[The data start]
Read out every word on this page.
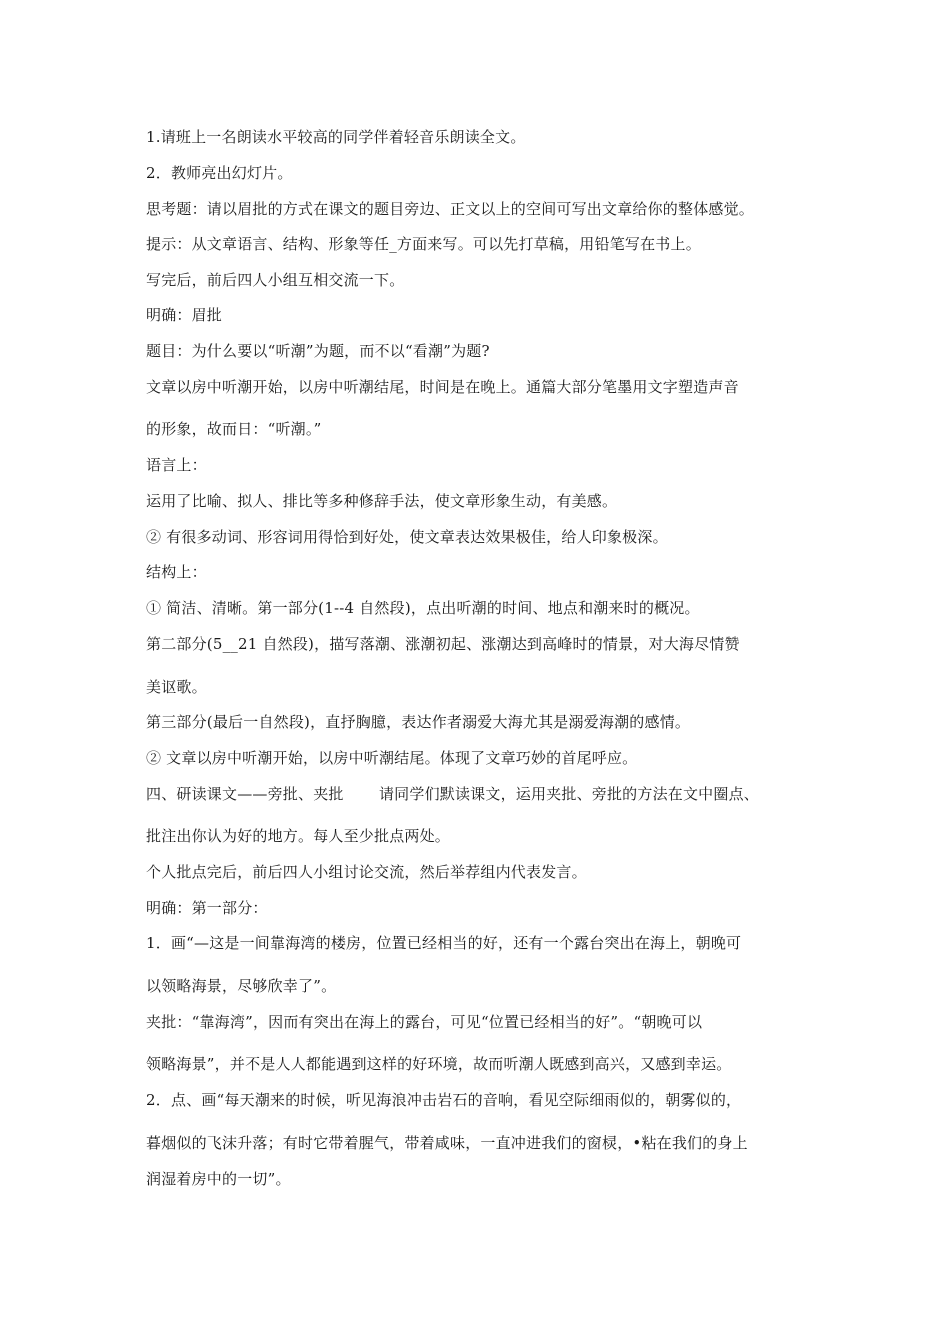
1.请班上一名朗读水平较高的同学伴着轻音乐朗读全文。
2．教师亮出幻灯片。
思考题：请以眉批的方式在课文的题目旁边、正文以上的空间可写出文章给你的整体感觉。
提示：从文章语言、结构、形象等任_方面来写。可以先打草稿，用铅笔写在书上。
写完后，前后四人小组互相交流一下。
明确：眉批
题目：为什么要以“听潮”为题，而不以“看潮”为题?
文章以房中听潮开始，以房中听潮结尾，时间是在晚上。通篇大部分笔墨用文字塑造声音
的形象，故而日：“听潮。”
语言上：
运用了比喻、拟人、排比等多种修辞手法，使文章形象生动，有美感。
② 有很多动词、形容词用得恰到好处，使文章表达效果极佳，给人印象极深。
结构上：
① 简洁、清晰。第一部分(1--4 自然段)，点出听潮的时间、地点和潮来时的概况。
第二部分(5__21 自然段)，描写落潮、涨潮初起、涨潮达到高峰时的情景，对大海尽情赞
美讴歌。
第三部分(最后一自然段)，直抒胸臆，表达作者溺爱大海尤其是溺爱海潮的感情。
② 文章以房中听潮开始，以房中听潮结尾。体现了文章巧妙的首尾呼应。
四、研读课文——旁批、夹批　　 请同学们默读课文，运用夹批、旁批的方法在文中圈点、
批注出你认为好的地方。每人至少批点两处。
个人批点完后，前后四人小组讨论交流，然后举荐组内代表发言。
明确：第一部分：
1．画“—这是一间靠海湾的楼房，位置已经相当的好，还有一个露台突出在海上，朝晚可
以领略海景，尽够欣幸了”。
夹批：“靠海湾”，因而有突出在海上的露台，可见“位置已经相当的好”。“朝晚可以
领略海景”，并不是人人都能遇到这样的好环境，故而听潮人既感到高兴，又感到幸运。
2．点、画“每天潮来的时候，听见海浪冲击岩石的音响，看见空际细雨似的，朝雾似的，
暮烟似的飞沫升落；有时它带着腥气，带着咸味，一直冲进我们的窗棂，•粘在我们的身上
润湿着房中的一切”。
[The data end]
■ Problem to work on ■
Copy each line above that contains the string "文章以房中听潮开始".

■ Complete answer ■
文章以房中听潮开始，以房中听潮结尾，时间是在晚上。通篇大部分笔墨用文字塑造声音
② 文章以房中听潮开始，以房中听潮结尾。体现了文章巧妙的首尾呼应。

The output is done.